Stored items:
☆ ☆ ☆ ☆ ☆ ☆ ☆

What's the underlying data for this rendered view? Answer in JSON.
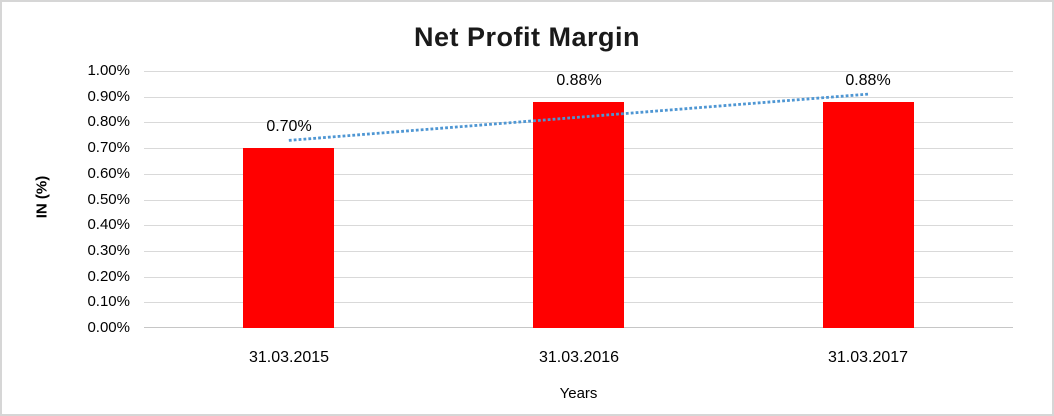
{
  "window": {
    "background": "#ffffff",
    "frame_border_color": "#d6d6d6"
  },
  "chart_data": {
    "type": "bar",
    "title": "Net Profit Margin",
    "categories": [
      "31.03.2015",
      "31.03.2016",
      "31.03.2017"
    ],
    "values": [
      0.7,
      0.88,
      0.88
    ],
    "value_labels": [
      "0.70%",
      "0.88%",
      "0.88%"
    ],
    "xlabel": "Years",
    "ylabel": "IN (%)",
    "ylim": [
      0,
      1.0
    ],
    "ytick_step": 0.1,
    "ytick_labels": [
      "0.00%",
      "0.10%",
      "0.20%",
      "0.30%",
      "0.40%",
      "0.50%",
      "0.60%",
      "0.70%",
      "0.80%",
      "0.90%",
      "1.00%"
    ],
    "grid": true,
    "legend": "none",
    "bar_color": "#ff0000",
    "gridline_color": "#d9d9d9",
    "axisline_color": "#c6c6c6",
    "label_color": "#000000",
    "trendline": {
      "type": "linear",
      "style": "dotted",
      "color": "#4e96d3",
      "start_value": 0.73,
      "end_value": 0.91
    }
  }
}
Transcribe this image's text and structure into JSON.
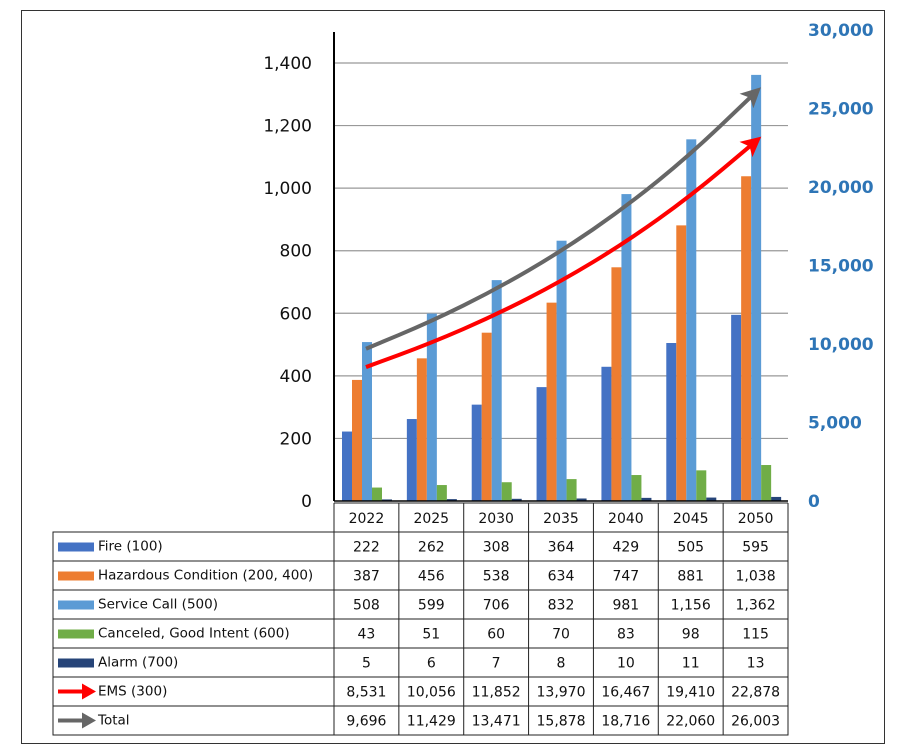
{
  "chart_data": {
    "type": "bar",
    "title": "",
    "categories": [
      "2022",
      "2025",
      "2030",
      "2035",
      "2040",
      "2045",
      "2050"
    ],
    "left_axis": {
      "ylim": [
        0,
        1500
      ],
      "ticks": [
        0,
        200,
        400,
        600,
        800,
        1000,
        1200,
        1400
      ],
      "tick_labels": [
        "0",
        "200",
        "400",
        "600",
        "800",
        "1,000",
        "1,200",
        "1,400"
      ]
    },
    "right_axis": {
      "ylim": [
        0,
        30000
      ],
      "ticks": [
        0,
        5000,
        10000,
        15000,
        20000,
        25000,
        30000
      ],
      "tick_labels": [
        "0",
        "5,000",
        "10,000",
        "15,000",
        "20,000",
        "25,000",
        "30,000"
      ],
      "color": "#2E75B6"
    },
    "grid": true,
    "series": [
      {
        "name": "Fire (100)",
        "type": "bar",
        "axis": "left",
        "color": "#4472C4",
        "values": [
          222,
          262,
          308,
          364,
          429,
          505,
          595
        ],
        "labels": [
          "222",
          "262",
          "308",
          "364",
          "429",
          "505",
          "595"
        ]
      },
      {
        "name": "Hazardous Condition (200, 400)",
        "type": "bar",
        "axis": "left",
        "color": "#ED7D31",
        "values": [
          387,
          456,
          538,
          634,
          747,
          881,
          1038
        ],
        "labels": [
          "387",
          "456",
          "538",
          "634",
          "747",
          "881",
          "1,038"
        ]
      },
      {
        "name": "Service Call (500)",
        "type": "bar",
        "axis": "left",
        "color": "#5B9BD5",
        "values": [
          508,
          599,
          706,
          832,
          981,
          1156,
          1362
        ],
        "labels": [
          "508",
          "599",
          "706",
          "832",
          "981",
          "1,156",
          "1,362"
        ]
      },
      {
        "name": "Canceled, Good Intent (600)",
        "type": "bar",
        "axis": "left",
        "color": "#70AD47",
        "values": [
          43,
          51,
          60,
          70,
          83,
          98,
          115
        ],
        "labels": [
          "43",
          "51",
          "60",
          "70",
          "83",
          "98",
          "115"
        ]
      },
      {
        "name": "Alarm (700)",
        "type": "bar",
        "axis": "left",
        "color": "#264478",
        "values": [
          5,
          6,
          7,
          8,
          10,
          11,
          13
        ],
        "labels": [
          "5",
          "6",
          "7",
          "8",
          "10",
          "11",
          "13"
        ]
      },
      {
        "name": "EMS (300)",
        "type": "line",
        "axis": "right",
        "color": "#FF0000",
        "values": [
          8531,
          10056,
          11852,
          13970,
          16467,
          19410,
          22878
        ],
        "labels": [
          "8,531",
          "10,056",
          "11,852",
          "13,970",
          "16,467",
          "19,410",
          "22,878"
        ]
      },
      {
        "name": "Total",
        "type": "line",
        "axis": "right",
        "color": "#666666",
        "values": [
          9696,
          11429,
          13471,
          15878,
          18716,
          22060,
          26003
        ],
        "labels": [
          "9,696",
          "11,429",
          "13,471",
          "15,878",
          "18,716",
          "22,060",
          "26,003"
        ]
      }
    ],
    "legend": "data-table-below"
  }
}
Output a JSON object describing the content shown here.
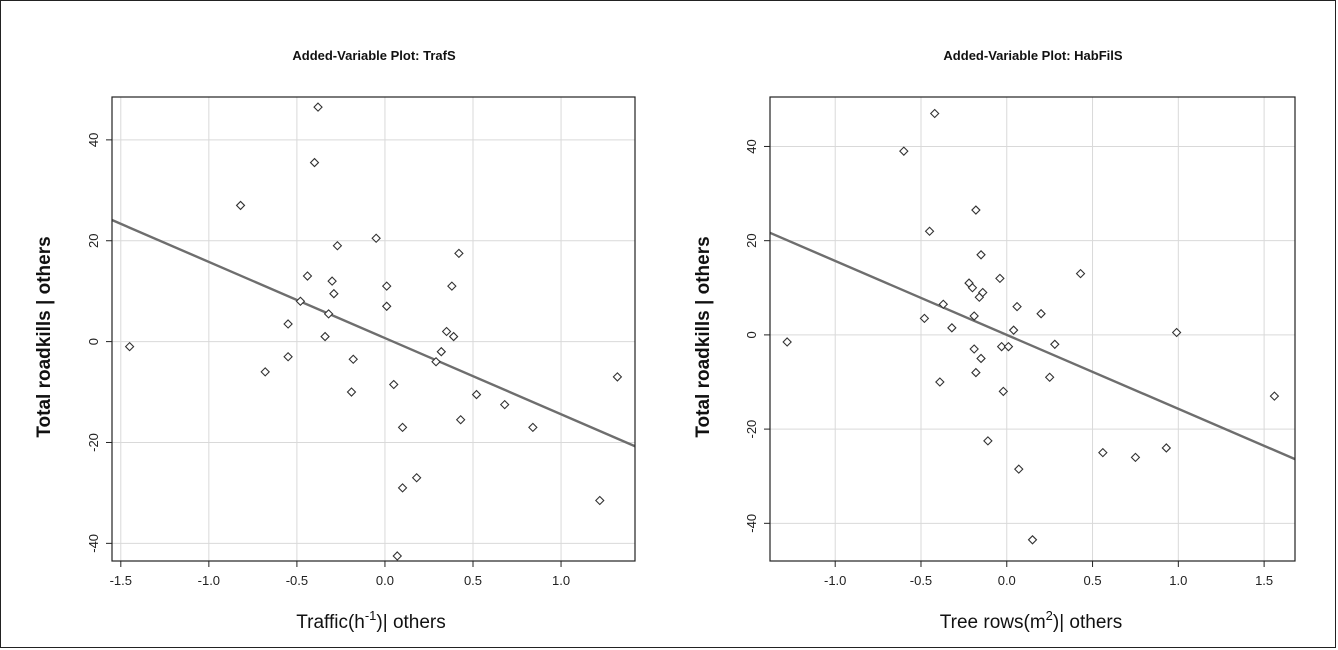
{
  "chart_data": [
    {
      "type": "scatter",
      "title": "Added-Variable Plot: TrafS",
      "xlabel_main": "Traffic(h",
      "xlabel_sup": "-1",
      "xlabel_rest": ")| others",
      "ylabel": "Total roadkills | others",
      "xlim": [
        -1.55,
        1.42
      ],
      "ylim": [
        -43.5,
        48.5
      ],
      "xticks": [
        -1.5,
        -1.0,
        -0.5,
        0.0,
        0.5,
        1.0
      ],
      "xtick_labels": [
        "-1.5",
        "-1.0",
        "-0.5",
        "0.0",
        "0.5",
        "1.0"
      ],
      "yticks": [
        -40,
        -20,
        0,
        20,
        40
      ],
      "ytick_labels": [
        "-40",
        "-20",
        "0",
        "20",
        "40"
      ],
      "grid": true,
      "fit_line": {
        "slope": -15.1,
        "intercept": 0.7
      },
      "points": [
        {
          "x": -1.45,
          "y": -1
        },
        {
          "x": -0.82,
          "y": 27
        },
        {
          "x": -0.68,
          "y": -6
        },
        {
          "x": -0.55,
          "y": 3.5
        },
        {
          "x": -0.55,
          "y": -3
        },
        {
          "x": -0.48,
          "y": 8
        },
        {
          "x": -0.44,
          "y": 13
        },
        {
          "x": -0.4,
          "y": 35.5
        },
        {
          "x": -0.38,
          "y": 46.5
        },
        {
          "x": -0.34,
          "y": 1
        },
        {
          "x": -0.32,
          "y": 5.5
        },
        {
          "x": -0.3,
          "y": 12
        },
        {
          "x": -0.29,
          "y": 9.5
        },
        {
          "x": -0.27,
          "y": 19
        },
        {
          "x": -0.19,
          "y": -10
        },
        {
          "x": -0.18,
          "y": -3.5
        },
        {
          "x": -0.05,
          "y": 20.5
        },
        {
          "x": 0.01,
          "y": 7
        },
        {
          "x": 0.01,
          "y": 11
        },
        {
          "x": 0.05,
          "y": -8.5
        },
        {
          "x": 0.07,
          "y": -42.5
        },
        {
          "x": 0.1,
          "y": -17
        },
        {
          "x": 0.1,
          "y": -29
        },
        {
          "x": 0.18,
          "y": -27
        },
        {
          "x": 0.29,
          "y": -4
        },
        {
          "x": 0.32,
          "y": -2
        },
        {
          "x": 0.35,
          "y": 2
        },
        {
          "x": 0.38,
          "y": 11
        },
        {
          "x": 0.39,
          "y": 1
        },
        {
          "x": 0.42,
          "y": 17.5
        },
        {
          "x": 0.43,
          "y": -15.5
        },
        {
          "x": 0.52,
          "y": -10.5
        },
        {
          "x": 0.68,
          "y": -12.5
        },
        {
          "x": 0.84,
          "y": -17
        },
        {
          "x": 1.22,
          "y": -31.5
        },
        {
          "x": 1.32,
          "y": -7
        }
      ]
    },
    {
      "type": "scatter",
      "title": "Added-Variable Plot: HabFilS",
      "xlabel_main": "Tree rows(m",
      "xlabel_sup": "2",
      "xlabel_rest": ")| others",
      "ylabel": "Total roadkills | others",
      "xlim": [
        -1.38,
        1.68
      ],
      "ylim": [
        -48,
        50.5
      ],
      "xticks": [
        -1.0,
        -0.5,
        0.0,
        0.5,
        1.0,
        1.5
      ],
      "xtick_labels": [
        "-1.0",
        "-0.5",
        "0.0",
        "0.5",
        "1.0",
        "1.5"
      ],
      "yticks": [
        -40,
        -20,
        0,
        20,
        40
      ],
      "ytick_labels": [
        "-40",
        "-20",
        "0",
        "20",
        "40"
      ],
      "grid": true,
      "fit_line": {
        "slope": -15.7,
        "intercept": 0
      },
      "points": [
        {
          "x": -1.28,
          "y": -1.5
        },
        {
          "x": -0.6,
          "y": 39
        },
        {
          "x": -0.48,
          "y": 3.5
        },
        {
          "x": -0.45,
          "y": 22
        },
        {
          "x": -0.42,
          "y": 47
        },
        {
          "x": -0.39,
          "y": -10
        },
        {
          "x": -0.37,
          "y": 6.5
        },
        {
          "x": -0.32,
          "y": 1.5
        },
        {
          "x": -0.22,
          "y": 11
        },
        {
          "x": -0.2,
          "y": 10
        },
        {
          "x": -0.19,
          "y": 4
        },
        {
          "x": -0.18,
          "y": 26.5
        },
        {
          "x": -0.19,
          "y": -3
        },
        {
          "x": -0.18,
          "y": -8
        },
        {
          "x": -0.16,
          "y": 8
        },
        {
          "x": -0.15,
          "y": 17
        },
        {
          "x": -0.15,
          "y": -5
        },
        {
          "x": -0.14,
          "y": 9
        },
        {
          "x": -0.11,
          "y": -22.5
        },
        {
          "x": -0.04,
          "y": 12
        },
        {
          "x": -0.03,
          "y": -2.5
        },
        {
          "x": -0.02,
          "y": -12
        },
        {
          "x": 0.01,
          "y": -2.5
        },
        {
          "x": 0.04,
          "y": 1
        },
        {
          "x": 0.06,
          "y": 6
        },
        {
          "x": 0.07,
          "y": -28.5
        },
        {
          "x": 0.15,
          "y": -43.5
        },
        {
          "x": 0.2,
          "y": 4.5
        },
        {
          "x": 0.25,
          "y": -9
        },
        {
          "x": 0.28,
          "y": -2
        },
        {
          "x": 0.43,
          "y": 13
        },
        {
          "x": 0.56,
          "y": -25
        },
        {
          "x": 0.75,
          "y": -26
        },
        {
          "x": 0.93,
          "y": -24
        },
        {
          "x": 0.99,
          "y": 0.5
        },
        {
          "x": 1.56,
          "y": -13
        }
      ]
    }
  ]
}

☆ ☆ ☆ ☆ ☆ ☆ ☆

> [WHAT TO DO]: Out of the records, collect only those lines that contain the string "this".

> [FINISHED TASK]:
What's the underlying data for this rendered view? Answer in JSON.
Transcribe this image's text and structure into JSON.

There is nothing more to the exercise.